WHAT TO DO →
Every entry here needs to be repeated exactly.

Lines of data
--------------------
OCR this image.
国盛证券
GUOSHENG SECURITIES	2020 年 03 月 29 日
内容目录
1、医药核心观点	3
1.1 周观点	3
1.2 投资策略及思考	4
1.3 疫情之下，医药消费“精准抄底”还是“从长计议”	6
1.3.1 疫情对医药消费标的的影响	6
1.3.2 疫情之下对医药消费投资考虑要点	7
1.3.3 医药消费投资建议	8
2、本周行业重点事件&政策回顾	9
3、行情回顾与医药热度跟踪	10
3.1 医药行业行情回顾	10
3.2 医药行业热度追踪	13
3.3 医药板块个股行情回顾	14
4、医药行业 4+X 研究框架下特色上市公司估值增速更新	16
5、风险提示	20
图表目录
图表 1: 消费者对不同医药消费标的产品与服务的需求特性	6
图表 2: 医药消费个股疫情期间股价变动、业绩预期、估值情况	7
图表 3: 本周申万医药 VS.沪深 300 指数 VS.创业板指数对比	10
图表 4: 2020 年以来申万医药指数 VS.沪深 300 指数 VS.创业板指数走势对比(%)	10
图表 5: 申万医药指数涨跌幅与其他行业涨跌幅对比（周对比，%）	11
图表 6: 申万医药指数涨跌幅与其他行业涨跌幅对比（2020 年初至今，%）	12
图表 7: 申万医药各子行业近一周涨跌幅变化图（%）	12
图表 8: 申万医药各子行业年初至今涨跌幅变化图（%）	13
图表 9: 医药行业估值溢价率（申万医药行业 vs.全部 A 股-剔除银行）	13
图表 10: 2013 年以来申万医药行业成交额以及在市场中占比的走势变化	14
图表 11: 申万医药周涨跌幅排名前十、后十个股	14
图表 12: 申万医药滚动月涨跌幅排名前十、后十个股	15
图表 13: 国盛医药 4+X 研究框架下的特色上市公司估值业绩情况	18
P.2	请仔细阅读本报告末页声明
--------------------
THE ANSWER →
OCR this image.
国盛证券
GUOSHENG SECURITIES	2020 年 03 月 29 日
内容目录
1、医药核心观点	3
1.1 周观点	3
1.2 投资策略及思考	4
1.3 疫情之下，医药消费“精准抄底”还是“从长计议”	6
1.3.1 疫情对医药消费标的的影响	6
1.3.2 疫情之下对医药消费投资考虑要点	7
1.3.3 医药消费投资建议	8
2、本周行业重点事件&政策回顾	9
3、行情回顾与医药热度跟踪	10
3.1 医药行业行情回顾	10
3.2 医药行业热度追踪	13
3.3 医药板块个股行情回顾	14
4、医药行业 4+X 研究框架下特色上市公司估值增速更新	16
5、风险提示	20
图表目录
图表 1: 消费者对不同医药消费标的产品与服务的需求特性	6
图表 2: 医药消费个股疫情期间股价变动、业绩预期、估值情况	7
图表 3: 本周申万医药 VS.沪深 300 指数 VS.创业板指数对比	10
图表 4: 2020 年以来申万医药指数 VS.沪深 300 指数 VS.创业板指数走势对比(%)	10
图表 5: 申万医药指数涨跌幅与其他行业涨跌幅对比（周对比，%）	11
图表 6: 申万医药指数涨跌幅与其他行业涨跌幅对比（2020 年初至今，%）	12
图表 7: 申万医药各子行业近一周涨跌幅变化图（%）	12
图表 8: 申万医药各子行业年初至今涨跌幅变化图（%）	13
图表 9: 医药行业估值溢价率（申万医药行业 vs.全部 A 股-剔除银行）	13
图表 10: 2013 年以来申万医药行业成交额以及在市场中占比的走势变化	14
图表 11: 申万医药周涨跌幅排名前十、后十个股	14
图表 12: 申万医药滚动月涨跌幅排名前十、后十个股	15
图表 13: 国盛医药 4+X 研究框架下的特色上市公司估值业绩情况	18
P.2	请仔细阅读本报告末页声明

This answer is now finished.